======== Records supplied ========
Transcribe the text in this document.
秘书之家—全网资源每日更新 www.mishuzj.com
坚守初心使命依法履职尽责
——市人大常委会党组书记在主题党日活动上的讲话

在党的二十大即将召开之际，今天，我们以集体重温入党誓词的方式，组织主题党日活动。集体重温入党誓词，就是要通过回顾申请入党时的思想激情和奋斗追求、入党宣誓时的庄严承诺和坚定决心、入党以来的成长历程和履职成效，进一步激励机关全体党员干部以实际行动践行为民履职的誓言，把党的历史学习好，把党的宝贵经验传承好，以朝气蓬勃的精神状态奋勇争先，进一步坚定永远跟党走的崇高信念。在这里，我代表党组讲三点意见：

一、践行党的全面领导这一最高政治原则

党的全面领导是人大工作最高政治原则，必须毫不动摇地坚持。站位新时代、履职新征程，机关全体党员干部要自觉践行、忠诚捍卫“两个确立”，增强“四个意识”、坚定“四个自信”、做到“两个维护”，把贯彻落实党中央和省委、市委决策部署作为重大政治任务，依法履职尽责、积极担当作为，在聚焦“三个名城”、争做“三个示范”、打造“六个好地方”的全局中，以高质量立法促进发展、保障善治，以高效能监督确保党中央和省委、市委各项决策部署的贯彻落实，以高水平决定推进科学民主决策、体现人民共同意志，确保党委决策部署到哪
========
- [Given problem]
Go through the records above and retype each one exactly.

- [Final result]
Transcribe the text in this document.
秘书之家—全网资源每日更新 www.mishuzj.com
坚守初心使命依法履职尽责
——市人大常委会党组书记在主题党日活动上的讲话

在党的二十大即将召开之际，今天，我们以集体重温入党誓词的方式，组织主题党日活动。集体重温入党誓词，就是要通过回顾申请入党时的思想激情和奋斗追求、入党宣誓时的庄严承诺和坚定决心、入党以来的成长历程和履职成效，进一步激励机关全体党员干部以实际行动践行为民履职的誓言，把党的历史学习好，把党的宝贵经验传承好，以朝气蓬勃的精神状态奋勇争先，进一步坚定永远跟党走的崇高信念。在这里，我代表党组讲三点意见：

一、践行党的全面领导这一最高政治原则

党的全面领导是人大工作最高政治原则，必须毫不动摇地坚持。站位新时代、履职新征程，机关全体党员干部要自觉践行、忠诚捍卫“两个确立”，增强“四个意识”、坚定“四个自信”、做到“两个维护”，把贯彻落实党中央和省委、市委决策部署作为重大政治任务，依法履职尽责、积极担当作为，在聚焦“三个名城”、争做“三个示范”、打造“六个好地方”的全局中，以高质量立法促进发展、保障善治，以高效能监督确保党中央和省委、市委各项决策部署的贯彻落实，以高水平决定推进科学民主决策、体现人民共同意志，确保党委决策部署到哪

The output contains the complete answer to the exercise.